*Extrait de page*
Le mensonge de Karin Keller-Suter

Dans sa onzième thèse sur Ludwig Feuerbach, Karl Marx a écrit la phrase suivante: «Les philosophes n’ont fait qu’interpréter diversement le monde, il s’agit maintenant de le transformer.»

Klaus Petrus, un philosophe très respecté sur le plan international, a mis en œuvre la revendication de Marx. Ce professeur de philosophie bernois a quitté son université, renoncé aux avantages, au revenu et au prestige liés à sa carrière académique… pour devenir journaliste. Cela fait maintenant 10 ans que ce journaliste lutte pour défendre les plus pauvres, notamment les exilé-e-s. Ses reportages sur la situation dans les Balkans ou en Afrique du Nord ont un profond impact sur la conscience collective européenne. Pourquoi ses récits sont-ils si bouleversants? Parce qu’ils donnent, en tout premier lieu, la parole aux victimes harcelées. Les lectrices et lecteurs se souviennent certainement de l’émouvante double page sur les réfugiées vivant dans des bidonvilles au nord de la Bosnie, publiée par Klaus Petrus dans le bimensuel Work.

Le 15 mai dernier, 71% des Suissesses et Suisses ayant participé à la votation populaire ont dit oui au projet du Conseil fédéral d’augmenter les fonds versés par la Suisse à Frontex, l’Agence européenne de garde-frontières et de garde-côtes. Dorénavant, les contribuables suisses devront verser chaque année 61 millions de francs à cet organisme de Bruxelles qui fait la chasse aux migrant-e-s. Les arguments utilisés par le Conseil fédéral pour défendre ce projet étaient absurdes: une agence Frontex armée jusqu’aux dents devrait, selon lui, protéger l’Europe de la migration illégale. En réalité, Frontex et les garde-frontières qui lui sont subordonnés chassent les exilées pour les priver de la possibilité de déposer une demande d’asile sur le sol européen.

Mon livre «Lesbos, la honte de l’Europe» a été démoli par une analyse critique parue dans le quotidien allemand (conservateur) Frankfurter Allgemeine Zeitung. Les propos de mon ouvrage y ont été qualifiés de «totalement exagérés». Pourtant, le plus récent rapport d’enquête rédigé par le Parlement européen sur ces questions contient une liste des crimes commis par Frontex et ses organisations partenaires dans les Etats impliqués. Cette liste énumère l’arrachage des ongles des réfugiées capturé-e-s, la confiscation des habits et des chaussures, des coups portés sur le corps, des fractures du crâne, des viols, des morsures de chiens, des noyades et des personnes mortes de froid. Toutes ces affirmations sont étayées par une multitude d’exemples concrets. Et des garde-frontières et policiers suisses y participent.

*Consigne 1*
Recopiez le passage de l'extrait sur Frontex compris entre « Klaus Petrus, un » et « le bimensuel Work. », ces deux bornes incluses.
*Consigne 2*
Poursuivez l'extrait sur Frontex à partir de sa dernière phrase.

*Données*

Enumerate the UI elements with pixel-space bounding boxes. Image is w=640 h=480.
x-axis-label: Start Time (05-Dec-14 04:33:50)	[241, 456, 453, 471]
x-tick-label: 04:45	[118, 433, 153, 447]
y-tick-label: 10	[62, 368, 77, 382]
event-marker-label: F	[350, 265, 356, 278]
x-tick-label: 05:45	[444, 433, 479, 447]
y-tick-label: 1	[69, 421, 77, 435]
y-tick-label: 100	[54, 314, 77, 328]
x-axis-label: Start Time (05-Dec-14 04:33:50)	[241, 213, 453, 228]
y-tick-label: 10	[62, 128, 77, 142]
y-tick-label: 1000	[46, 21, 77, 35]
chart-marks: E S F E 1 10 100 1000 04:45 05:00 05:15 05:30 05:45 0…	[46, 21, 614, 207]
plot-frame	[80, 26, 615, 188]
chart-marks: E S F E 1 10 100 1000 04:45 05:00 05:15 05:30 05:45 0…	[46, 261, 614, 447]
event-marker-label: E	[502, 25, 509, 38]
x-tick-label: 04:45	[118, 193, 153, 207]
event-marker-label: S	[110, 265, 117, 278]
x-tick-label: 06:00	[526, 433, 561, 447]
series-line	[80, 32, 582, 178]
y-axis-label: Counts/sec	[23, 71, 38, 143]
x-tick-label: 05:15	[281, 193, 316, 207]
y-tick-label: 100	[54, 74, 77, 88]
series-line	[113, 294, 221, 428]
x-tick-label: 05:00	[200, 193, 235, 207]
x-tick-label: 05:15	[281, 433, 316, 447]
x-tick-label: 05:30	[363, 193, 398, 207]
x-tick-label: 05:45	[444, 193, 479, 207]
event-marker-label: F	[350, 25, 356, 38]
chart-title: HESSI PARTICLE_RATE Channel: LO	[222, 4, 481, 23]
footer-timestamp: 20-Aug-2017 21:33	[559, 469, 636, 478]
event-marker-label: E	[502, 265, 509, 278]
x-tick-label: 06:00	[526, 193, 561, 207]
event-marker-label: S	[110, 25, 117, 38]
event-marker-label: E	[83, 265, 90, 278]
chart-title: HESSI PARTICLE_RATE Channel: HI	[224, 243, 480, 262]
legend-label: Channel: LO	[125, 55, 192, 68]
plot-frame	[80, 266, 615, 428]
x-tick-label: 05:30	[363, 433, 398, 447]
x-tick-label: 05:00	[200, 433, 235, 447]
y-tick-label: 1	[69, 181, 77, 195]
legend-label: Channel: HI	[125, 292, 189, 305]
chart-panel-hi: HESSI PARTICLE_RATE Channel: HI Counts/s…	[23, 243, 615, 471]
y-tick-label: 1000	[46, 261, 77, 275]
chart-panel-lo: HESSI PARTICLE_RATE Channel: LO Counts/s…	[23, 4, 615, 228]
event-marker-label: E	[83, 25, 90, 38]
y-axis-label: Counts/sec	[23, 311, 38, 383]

*Votre réponse 1*
Klaus Petrus, un philosophe très respecté sur le plan international, a mis en œuvre la revendication de Marx. Ce professeur de philosophie bernois a quitté son université, renoncé aux avantages, au revenu et au prestige liés à sa carrière académique… pour devenir journaliste. Cela fait maintenant 10 ans que ce journaliste lutte pour défendre les plus pauvres, notamment les exilé-e-s. Ses reportages sur la situation dans les Balkans ou en Afrique du Nord ont un profond impact sur la conscience collective européenne. Pourquoi ses récits sont-ils si bouleversants? Parce qu’ils donnent, en tout premier lieu, la parole aux victimes harcelées. Les lectrices et lecteurs se souviennent certainement de l’émouvante double page sur les réfugiées vivant dans des bidonvilles au nord de la Bosnie, publiée par Klaus Petrus dans le bimensuel Work.

*Votre réponse 2*
En octobre 2021, la conseillère fédérale (PLR) Karin Keller-Sutter a tenté de justifier la position du gouvernement suisse devant le Conseil national. Elle y a prétendu que l’augmentation de la contribution financière à Frontex permettrait au Conseil fédéral d’exercer une influence décisive sur la politique de l’Union européenne à l’égard des réfugiées.

Le 20 mai dernier, j’ai eu un long entretien téléphonique avec Klaus Petrus. À cette occasion, je lui ai posé la question suivante: «Lors de tes récentes visites aux frontières sud et est de l'Union européenne, as-tu remarqué quoi que ce soit concernant une intervention suisse?» «Non», m’a-t-il brièvement répondu.

Que faire dans cette situation? En démocratie, l’impuissance n’est pas une fatalité. Nous devons continuer à nous battre pour que le Conseil fédéral tienne sa promesse de réforme, ou qu’il dénonce notre adhésion à Frontex.


Sociologue, vice-président du Comité consultatif du Conseil des droits de l'homme des Nations-Unis, Jean Ziegler est aussi auteur de nombreux livres, entre autres: Le capitalisme expliqué à ma petite-fille (en espérant qu'elle en verra la fin), Seuil, 2018, et Lesbos, la honte de l’Europe, Seuil, 2020.